INSTRUCTIONS FOR THE TASK -> Restate the entries word for word, omitting nothing.

DATA SUPPLIED ->
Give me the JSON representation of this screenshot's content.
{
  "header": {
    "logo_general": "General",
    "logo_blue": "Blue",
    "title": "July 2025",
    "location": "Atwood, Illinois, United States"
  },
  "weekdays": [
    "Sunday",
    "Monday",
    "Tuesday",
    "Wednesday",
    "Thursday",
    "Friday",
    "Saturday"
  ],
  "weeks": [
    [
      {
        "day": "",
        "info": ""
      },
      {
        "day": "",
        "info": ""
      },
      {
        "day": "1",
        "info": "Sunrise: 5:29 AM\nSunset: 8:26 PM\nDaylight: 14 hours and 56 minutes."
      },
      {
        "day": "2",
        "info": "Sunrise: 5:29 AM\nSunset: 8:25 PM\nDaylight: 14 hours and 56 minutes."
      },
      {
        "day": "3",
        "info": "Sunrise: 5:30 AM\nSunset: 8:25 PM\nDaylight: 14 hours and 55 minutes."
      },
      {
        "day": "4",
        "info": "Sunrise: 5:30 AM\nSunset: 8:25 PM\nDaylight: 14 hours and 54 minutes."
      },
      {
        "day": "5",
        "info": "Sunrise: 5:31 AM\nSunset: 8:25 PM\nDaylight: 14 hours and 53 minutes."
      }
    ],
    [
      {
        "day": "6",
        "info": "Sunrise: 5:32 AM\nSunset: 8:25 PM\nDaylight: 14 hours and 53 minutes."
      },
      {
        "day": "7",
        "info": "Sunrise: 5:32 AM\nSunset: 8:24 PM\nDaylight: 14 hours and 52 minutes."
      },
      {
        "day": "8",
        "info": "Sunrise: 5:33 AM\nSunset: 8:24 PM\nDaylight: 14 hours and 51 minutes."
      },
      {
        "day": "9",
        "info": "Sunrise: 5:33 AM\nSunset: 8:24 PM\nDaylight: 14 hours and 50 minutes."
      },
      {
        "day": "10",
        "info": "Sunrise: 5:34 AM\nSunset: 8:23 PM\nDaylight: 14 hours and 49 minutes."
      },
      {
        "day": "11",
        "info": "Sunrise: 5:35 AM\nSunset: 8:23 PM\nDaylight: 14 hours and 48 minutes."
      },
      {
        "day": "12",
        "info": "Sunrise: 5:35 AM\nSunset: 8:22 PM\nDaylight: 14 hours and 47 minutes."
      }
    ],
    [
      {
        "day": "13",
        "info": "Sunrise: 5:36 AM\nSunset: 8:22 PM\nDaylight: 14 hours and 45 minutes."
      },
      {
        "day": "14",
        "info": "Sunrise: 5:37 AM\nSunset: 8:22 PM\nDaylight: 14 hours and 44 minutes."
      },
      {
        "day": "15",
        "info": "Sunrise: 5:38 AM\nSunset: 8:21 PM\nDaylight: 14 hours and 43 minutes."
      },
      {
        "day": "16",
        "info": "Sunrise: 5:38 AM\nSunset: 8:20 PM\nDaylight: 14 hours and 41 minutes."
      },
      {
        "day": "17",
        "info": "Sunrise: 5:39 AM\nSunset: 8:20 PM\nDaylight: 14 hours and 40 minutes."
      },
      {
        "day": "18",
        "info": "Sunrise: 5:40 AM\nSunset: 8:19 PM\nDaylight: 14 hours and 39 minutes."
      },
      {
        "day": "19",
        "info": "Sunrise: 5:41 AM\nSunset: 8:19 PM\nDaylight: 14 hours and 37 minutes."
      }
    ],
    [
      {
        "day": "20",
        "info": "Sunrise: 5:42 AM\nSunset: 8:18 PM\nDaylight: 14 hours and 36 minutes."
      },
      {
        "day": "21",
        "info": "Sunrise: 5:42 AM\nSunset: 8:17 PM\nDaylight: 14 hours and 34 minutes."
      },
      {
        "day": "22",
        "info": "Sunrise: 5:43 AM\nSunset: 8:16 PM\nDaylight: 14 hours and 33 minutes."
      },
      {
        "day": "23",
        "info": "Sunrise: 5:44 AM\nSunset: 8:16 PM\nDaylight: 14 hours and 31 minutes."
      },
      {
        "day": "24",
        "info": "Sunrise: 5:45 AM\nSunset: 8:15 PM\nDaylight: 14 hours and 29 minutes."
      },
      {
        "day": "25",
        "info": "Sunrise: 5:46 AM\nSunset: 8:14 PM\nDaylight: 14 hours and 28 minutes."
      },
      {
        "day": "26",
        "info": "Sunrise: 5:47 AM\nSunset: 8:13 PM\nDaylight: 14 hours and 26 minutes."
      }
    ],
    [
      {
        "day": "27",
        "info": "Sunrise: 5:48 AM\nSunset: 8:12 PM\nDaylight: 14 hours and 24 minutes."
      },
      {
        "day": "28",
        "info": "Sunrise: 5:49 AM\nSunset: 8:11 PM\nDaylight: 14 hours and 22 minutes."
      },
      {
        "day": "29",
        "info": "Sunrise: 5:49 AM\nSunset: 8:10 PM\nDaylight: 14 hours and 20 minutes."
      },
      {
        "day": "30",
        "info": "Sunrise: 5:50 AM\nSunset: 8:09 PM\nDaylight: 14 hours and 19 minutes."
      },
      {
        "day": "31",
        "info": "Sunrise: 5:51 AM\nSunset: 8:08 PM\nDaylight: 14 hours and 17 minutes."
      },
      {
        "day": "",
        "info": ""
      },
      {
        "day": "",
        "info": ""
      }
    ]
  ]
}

OUTPUT OF THE EXERCISE ->
Give me the JSON representation of this screenshot's content.
{
  "header": {
    "logo_general": "General",
    "logo_blue": "Blue",
    "title": "July 2025",
    "location": "Atwood, Illinois, United States"
  },
  "weekdays": [
    "Sunday",
    "Monday",
    "Tuesday",
    "Wednesday",
    "Thursday",
    "Friday",
    "Saturday"
  ],
  "weeks": [
    [
      {
        "day": "",
        "info": ""
      },
      {
        "day": "",
        "info": ""
      },
      {
        "day": "1",
        "info": "Sunrise: 5:29 AM\nSunset: 8:26 PM\nDaylight: 14 hours and 56 minutes."
      },
      {
        "day": "2",
        "info": "Sunrise: 5:29 AM\nSunset: 8:25 PM\nDaylight: 14 hours and 56 minutes."
      },
      {
        "day": "3",
        "info": "Sunrise: 5:30 AM\nSunset: 8:25 PM\nDaylight: 14 hours and 55 minutes."
      },
      {
        "day": "4",
        "info": "Sunrise: 5:30 AM\nSunset: 8:25 PM\nDaylight: 14 hours and 54 minutes."
      },
      {
        "day": "5",
        "info": "Sunrise: 5:31 AM\nSunset: 8:25 PM\nDaylight: 14 hours and 53 minutes."
      }
    ],
    [
      {
        "day": "6",
        "info": "Sunrise: 5:32 AM\nSunset: 8:25 PM\nDaylight: 14 hours and 53 minutes."
      },
      {
        "day": "7",
        "info": "Sunrise: 5:32 AM\nSunset: 8:24 PM\nDaylight: 14 hours and 52 minutes."
      },
      {
        "day": "8",
        "info": "Sunrise: 5:33 AM\nSunset: 8:24 PM\nDaylight: 14 hours and 51 minutes."
      },
      {
        "day": "9",
        "info": "Sunrise: 5:33 AM\nSunset: 8:24 PM\nDaylight: 14 hours and 50 minutes."
      },
      {
        "day": "10",
        "info": "Sunrise: 5:34 AM\nSunset: 8:23 PM\nDaylight: 14 hours and 49 minutes."
      },
      {
        "day": "11",
        "info": "Sunrise: 5:35 AM\nSunset: 8:23 PM\nDaylight: 14 hours and 48 minutes."
      },
      {
        "day": "12",
        "info": "Sunrise: 5:35 AM\nSunset: 8:22 PM\nDaylight: 14 hours and 47 minutes."
      }
    ],
    [
      {
        "day": "13",
        "info": "Sunrise: 5:36 AM\nSunset: 8:22 PM\nDaylight: 14 hours and 45 minutes."
      },
      {
        "day": "14",
        "info": "Sunrise: 5:37 AM\nSunset: 8:22 PM\nDaylight: 14 hours and 44 minutes."
      },
      {
        "day": "15",
        "info": "Sunrise: 5:38 AM\nSunset: 8:21 PM\nDaylight: 14 hours and 43 minutes."
      },
      {
        "day": "16",
        "info": "Sunrise: 5:38 AM\nSunset: 8:20 PM\nDaylight: 14 hours and 41 minutes."
      },
      {
        "day": "17",
        "info": "Sunrise: 5:39 AM\nSunset: 8:20 PM\nDaylight: 14 hours and 40 minutes."
      },
      {
        "day": "18",
        "info": "Sunrise: 5:40 AM\nSunset: 8:19 PM\nDaylight: 14 hours and 39 minutes."
      },
      {
        "day": "19",
        "info": "Sunrise: 5:41 AM\nSunset: 8:19 PM\nDaylight: 14 hours and 37 minutes."
      }
    ],
    [
      {
        "day": "20",
        "info": "Sunrise: 5:42 AM\nSunset: 8:18 PM\nDaylight: 14 hours and 36 minutes."
      },
      {
        "day": "21",
        "info": "Sunrise: 5:42 AM\nSunset: 8:17 PM\nDaylight: 14 hours and 34 minutes."
      },
      {
        "day": "22",
        "info": "Sunrise: 5:43 AM\nSunset: 8:16 PM\nDaylight: 14 hours and 33 minutes."
      },
      {
        "day": "23",
        "info": "Sunrise: 5:44 AM\nSunset: 8:16 PM\nDaylight: 14 hours and 31 minutes."
      },
      {
        "day": "24",
        "info": "Sunrise: 5:45 AM\nSunset: 8:15 PM\nDaylight: 14 hours and 29 minutes."
      },
      {
        "day": "25",
        "info": "Sunrise: 5:46 AM\nSunset: 8:14 PM\nDaylight: 14 hours and 28 minutes."
      },
      {
        "day": "26",
        "info": "Sunrise: 5:47 AM\nSunset: 8:13 PM\nDaylight: 14 hours and 26 minutes."
      }
    ],
    [
      {
        "day": "27",
        "info": "Sunrise: 5:48 AM\nSunset: 8:12 PM\nDaylight: 14 hours and 24 minutes."
      },
      {
        "day": "28",
        "info": "Sunrise: 5:49 AM\nSunset: 8:11 PM\nDaylight: 14 hours and 22 minutes."
      },
      {
        "day": "29",
        "info": "Sunrise: 5:49 AM\nSunset: 8:10 PM\nDaylight: 14 hours and 20 minutes."
      },
      {
        "day": "30",
        "info": "Sunrise: 5:50 AM\nSunset: 8:09 PM\nDaylight: 14 hours and 19 minutes."
      },
      {
        "day": "31",
        "info": "Sunrise: 5:51 AM\nSunset: 8:08 PM\nDaylight: 14 hours and 17 minutes."
      },
      {
        "day": "",
        "info": ""
      },
      {
        "day": "",
        "info": ""
      }
    ]
  ]
}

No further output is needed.